Records about charts and figures

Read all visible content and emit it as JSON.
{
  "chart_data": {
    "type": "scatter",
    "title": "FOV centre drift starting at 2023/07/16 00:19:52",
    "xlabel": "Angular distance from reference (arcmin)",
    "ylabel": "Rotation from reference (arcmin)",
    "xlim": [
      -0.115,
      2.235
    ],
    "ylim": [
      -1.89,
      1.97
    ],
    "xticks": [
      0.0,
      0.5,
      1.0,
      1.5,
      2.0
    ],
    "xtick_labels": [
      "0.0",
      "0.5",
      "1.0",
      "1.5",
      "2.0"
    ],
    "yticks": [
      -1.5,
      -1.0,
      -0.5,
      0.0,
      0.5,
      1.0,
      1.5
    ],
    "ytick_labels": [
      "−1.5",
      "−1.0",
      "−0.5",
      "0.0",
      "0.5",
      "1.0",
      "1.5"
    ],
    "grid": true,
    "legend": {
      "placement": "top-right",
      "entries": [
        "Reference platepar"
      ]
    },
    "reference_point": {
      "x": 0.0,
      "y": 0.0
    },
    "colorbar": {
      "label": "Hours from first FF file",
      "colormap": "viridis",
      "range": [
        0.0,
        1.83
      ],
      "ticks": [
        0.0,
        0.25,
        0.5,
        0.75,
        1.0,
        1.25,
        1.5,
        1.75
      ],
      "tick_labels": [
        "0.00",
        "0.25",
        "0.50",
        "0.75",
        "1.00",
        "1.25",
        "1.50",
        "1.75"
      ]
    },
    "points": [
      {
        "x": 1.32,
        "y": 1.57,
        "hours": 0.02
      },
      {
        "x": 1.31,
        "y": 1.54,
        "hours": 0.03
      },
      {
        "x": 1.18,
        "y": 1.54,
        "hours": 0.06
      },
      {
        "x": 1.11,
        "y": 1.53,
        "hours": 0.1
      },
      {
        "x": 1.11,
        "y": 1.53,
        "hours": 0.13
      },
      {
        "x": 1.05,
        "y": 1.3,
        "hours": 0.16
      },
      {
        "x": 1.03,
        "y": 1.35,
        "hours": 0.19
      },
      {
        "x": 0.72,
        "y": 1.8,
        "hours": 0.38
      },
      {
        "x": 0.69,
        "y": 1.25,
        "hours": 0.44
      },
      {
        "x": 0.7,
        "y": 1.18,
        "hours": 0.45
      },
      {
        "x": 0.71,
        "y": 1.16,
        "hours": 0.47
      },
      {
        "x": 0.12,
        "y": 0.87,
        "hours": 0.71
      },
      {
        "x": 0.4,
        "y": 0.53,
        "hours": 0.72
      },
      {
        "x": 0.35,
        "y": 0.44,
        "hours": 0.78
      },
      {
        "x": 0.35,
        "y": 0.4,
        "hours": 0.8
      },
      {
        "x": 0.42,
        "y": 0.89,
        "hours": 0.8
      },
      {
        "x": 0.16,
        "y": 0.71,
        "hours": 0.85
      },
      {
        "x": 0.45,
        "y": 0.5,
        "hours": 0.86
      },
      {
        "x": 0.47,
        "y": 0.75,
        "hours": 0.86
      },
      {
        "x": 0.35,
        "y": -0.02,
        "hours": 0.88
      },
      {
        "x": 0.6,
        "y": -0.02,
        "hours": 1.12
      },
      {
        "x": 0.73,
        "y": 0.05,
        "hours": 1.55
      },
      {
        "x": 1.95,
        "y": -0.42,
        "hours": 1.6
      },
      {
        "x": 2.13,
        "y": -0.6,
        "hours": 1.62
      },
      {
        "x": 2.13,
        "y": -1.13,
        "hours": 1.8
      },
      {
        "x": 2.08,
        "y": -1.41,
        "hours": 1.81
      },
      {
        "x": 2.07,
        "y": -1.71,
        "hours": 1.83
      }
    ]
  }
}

* * *

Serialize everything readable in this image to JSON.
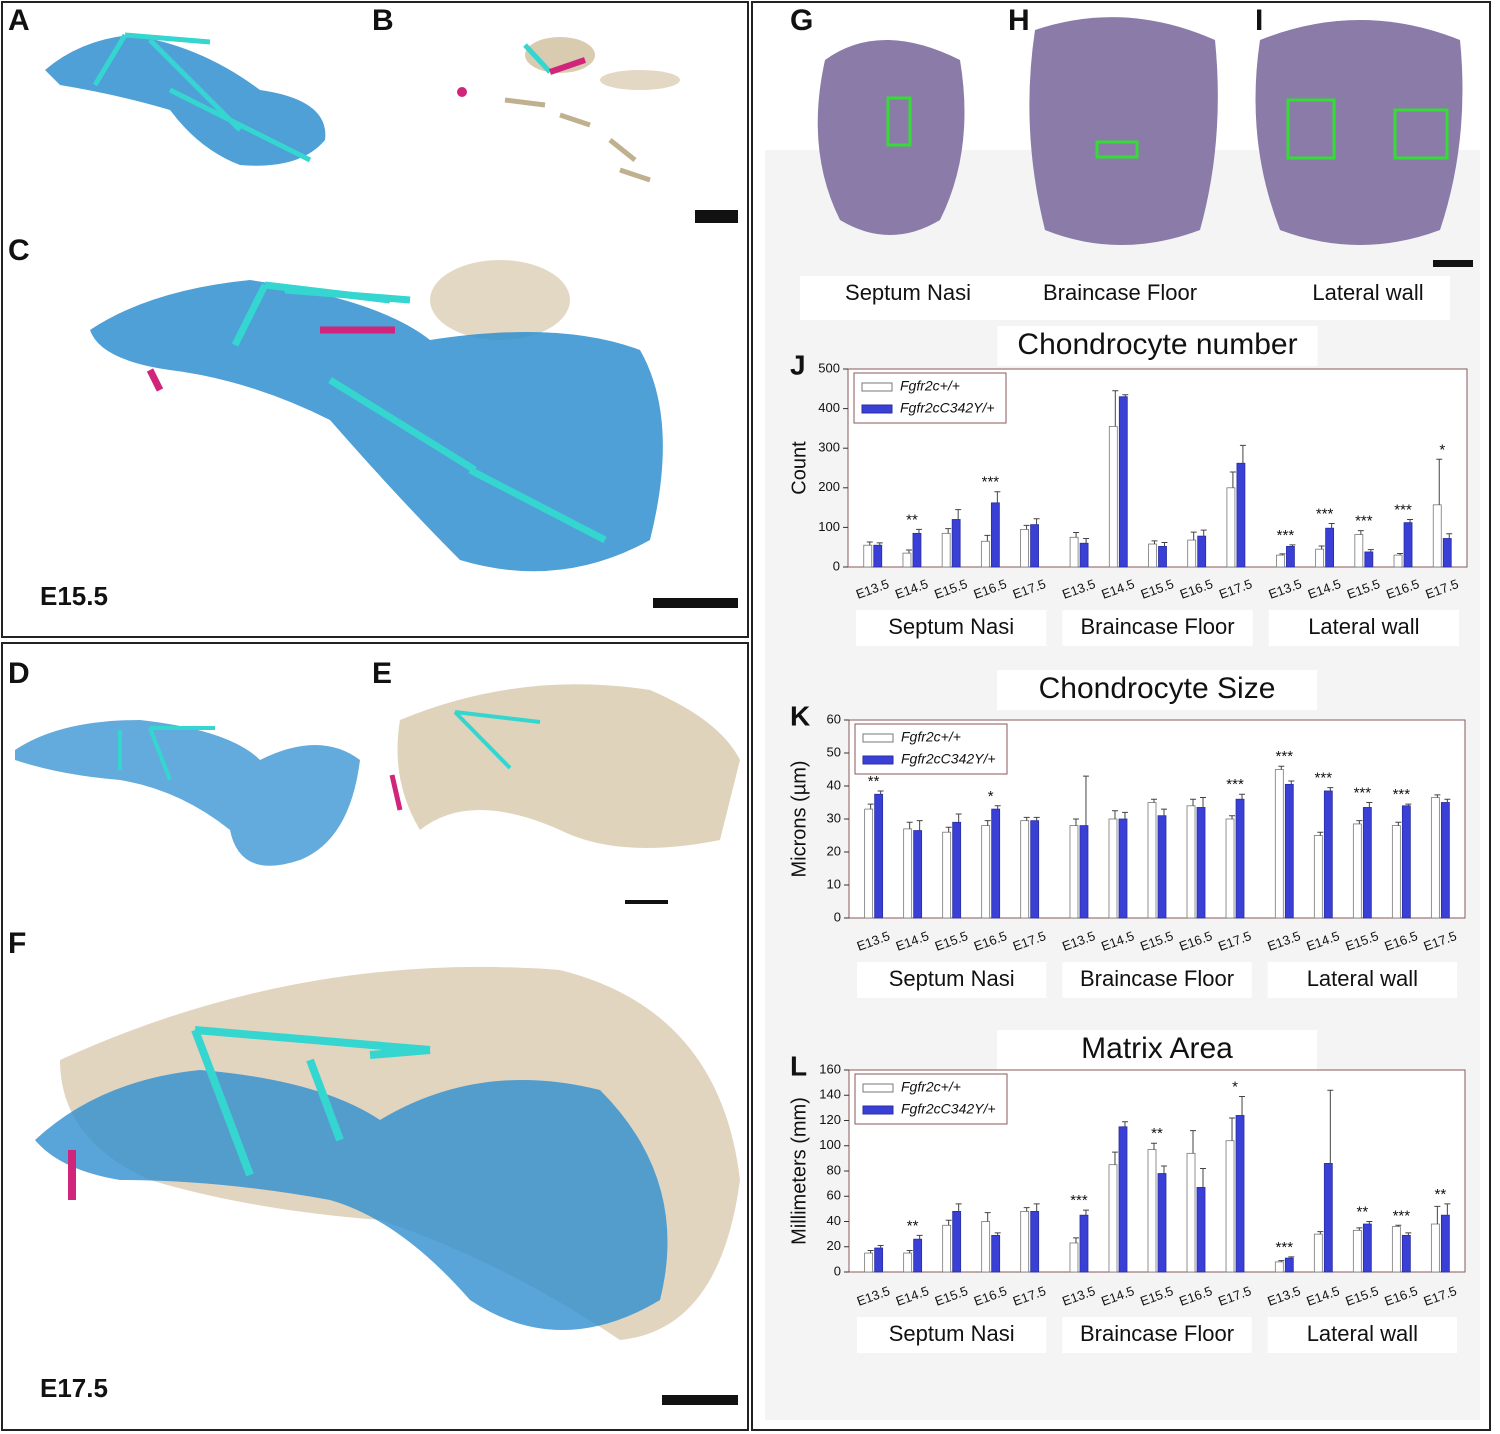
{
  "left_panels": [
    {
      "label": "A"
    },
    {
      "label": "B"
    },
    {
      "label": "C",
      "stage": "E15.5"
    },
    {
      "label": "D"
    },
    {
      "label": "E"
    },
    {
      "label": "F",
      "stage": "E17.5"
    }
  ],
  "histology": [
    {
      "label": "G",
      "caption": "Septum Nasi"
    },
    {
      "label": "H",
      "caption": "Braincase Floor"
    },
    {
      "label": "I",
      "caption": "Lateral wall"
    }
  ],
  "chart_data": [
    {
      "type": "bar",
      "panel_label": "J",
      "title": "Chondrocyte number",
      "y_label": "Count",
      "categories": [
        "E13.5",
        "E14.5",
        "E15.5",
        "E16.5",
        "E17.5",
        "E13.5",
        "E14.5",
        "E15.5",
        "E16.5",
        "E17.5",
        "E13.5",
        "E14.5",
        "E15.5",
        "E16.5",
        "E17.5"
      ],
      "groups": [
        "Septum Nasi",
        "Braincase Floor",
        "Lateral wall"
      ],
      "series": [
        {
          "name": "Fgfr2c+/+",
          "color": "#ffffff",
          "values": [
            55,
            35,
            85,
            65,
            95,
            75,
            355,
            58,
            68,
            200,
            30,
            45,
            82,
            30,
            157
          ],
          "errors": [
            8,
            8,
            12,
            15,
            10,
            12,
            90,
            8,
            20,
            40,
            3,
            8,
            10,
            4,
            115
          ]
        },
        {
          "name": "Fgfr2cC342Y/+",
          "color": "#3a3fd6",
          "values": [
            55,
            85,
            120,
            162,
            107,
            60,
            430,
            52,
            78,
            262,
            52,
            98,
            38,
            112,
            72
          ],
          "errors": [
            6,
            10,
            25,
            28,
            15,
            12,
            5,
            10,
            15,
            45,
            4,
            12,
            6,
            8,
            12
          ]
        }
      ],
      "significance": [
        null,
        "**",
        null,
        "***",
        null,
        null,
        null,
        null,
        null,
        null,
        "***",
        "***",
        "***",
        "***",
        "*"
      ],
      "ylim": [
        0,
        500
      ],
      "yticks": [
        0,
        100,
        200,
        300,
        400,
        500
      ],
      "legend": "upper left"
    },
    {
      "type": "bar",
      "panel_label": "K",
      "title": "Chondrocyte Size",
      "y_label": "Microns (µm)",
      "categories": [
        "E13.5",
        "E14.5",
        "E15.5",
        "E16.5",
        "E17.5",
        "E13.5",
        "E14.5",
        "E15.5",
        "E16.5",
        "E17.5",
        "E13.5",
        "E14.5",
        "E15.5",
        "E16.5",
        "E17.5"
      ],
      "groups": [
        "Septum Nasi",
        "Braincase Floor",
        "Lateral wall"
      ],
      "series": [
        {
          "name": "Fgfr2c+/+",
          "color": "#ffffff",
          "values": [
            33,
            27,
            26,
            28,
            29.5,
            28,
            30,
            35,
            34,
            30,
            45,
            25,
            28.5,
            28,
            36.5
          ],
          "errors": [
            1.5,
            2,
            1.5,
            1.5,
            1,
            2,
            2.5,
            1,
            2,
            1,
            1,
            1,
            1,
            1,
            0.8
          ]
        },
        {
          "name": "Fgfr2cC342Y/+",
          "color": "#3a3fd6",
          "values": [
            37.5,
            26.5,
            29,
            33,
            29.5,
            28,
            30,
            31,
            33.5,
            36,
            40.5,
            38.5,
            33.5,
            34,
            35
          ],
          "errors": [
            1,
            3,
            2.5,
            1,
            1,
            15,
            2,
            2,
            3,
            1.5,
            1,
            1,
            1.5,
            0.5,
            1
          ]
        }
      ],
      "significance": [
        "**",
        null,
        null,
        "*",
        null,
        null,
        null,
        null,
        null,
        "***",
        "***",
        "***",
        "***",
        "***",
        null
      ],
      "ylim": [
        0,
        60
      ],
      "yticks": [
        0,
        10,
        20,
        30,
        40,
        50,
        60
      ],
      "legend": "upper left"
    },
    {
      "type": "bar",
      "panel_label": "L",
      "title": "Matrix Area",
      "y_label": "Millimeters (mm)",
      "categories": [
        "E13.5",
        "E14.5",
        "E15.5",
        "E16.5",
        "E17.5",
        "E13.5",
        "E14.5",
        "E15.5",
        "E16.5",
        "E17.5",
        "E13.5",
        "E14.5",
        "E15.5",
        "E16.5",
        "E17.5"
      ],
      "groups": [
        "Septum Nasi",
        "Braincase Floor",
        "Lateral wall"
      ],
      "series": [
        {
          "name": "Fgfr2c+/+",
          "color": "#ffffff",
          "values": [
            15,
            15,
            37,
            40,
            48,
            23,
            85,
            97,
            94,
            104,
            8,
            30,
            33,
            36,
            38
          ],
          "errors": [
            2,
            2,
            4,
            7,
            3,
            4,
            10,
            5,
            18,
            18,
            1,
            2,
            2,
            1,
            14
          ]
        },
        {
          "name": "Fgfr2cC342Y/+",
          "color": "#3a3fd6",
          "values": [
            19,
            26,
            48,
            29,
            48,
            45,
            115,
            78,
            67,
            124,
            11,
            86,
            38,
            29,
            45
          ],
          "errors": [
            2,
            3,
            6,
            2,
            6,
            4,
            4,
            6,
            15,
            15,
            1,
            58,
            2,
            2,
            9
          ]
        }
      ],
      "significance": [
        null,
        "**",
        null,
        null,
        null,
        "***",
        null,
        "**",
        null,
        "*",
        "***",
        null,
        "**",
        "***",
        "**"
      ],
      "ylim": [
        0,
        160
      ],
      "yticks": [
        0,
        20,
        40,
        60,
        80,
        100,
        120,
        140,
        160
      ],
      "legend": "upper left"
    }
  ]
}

Objective » From the records above, report the count of lines containing "JSON" and nothing more.

Full solution » 2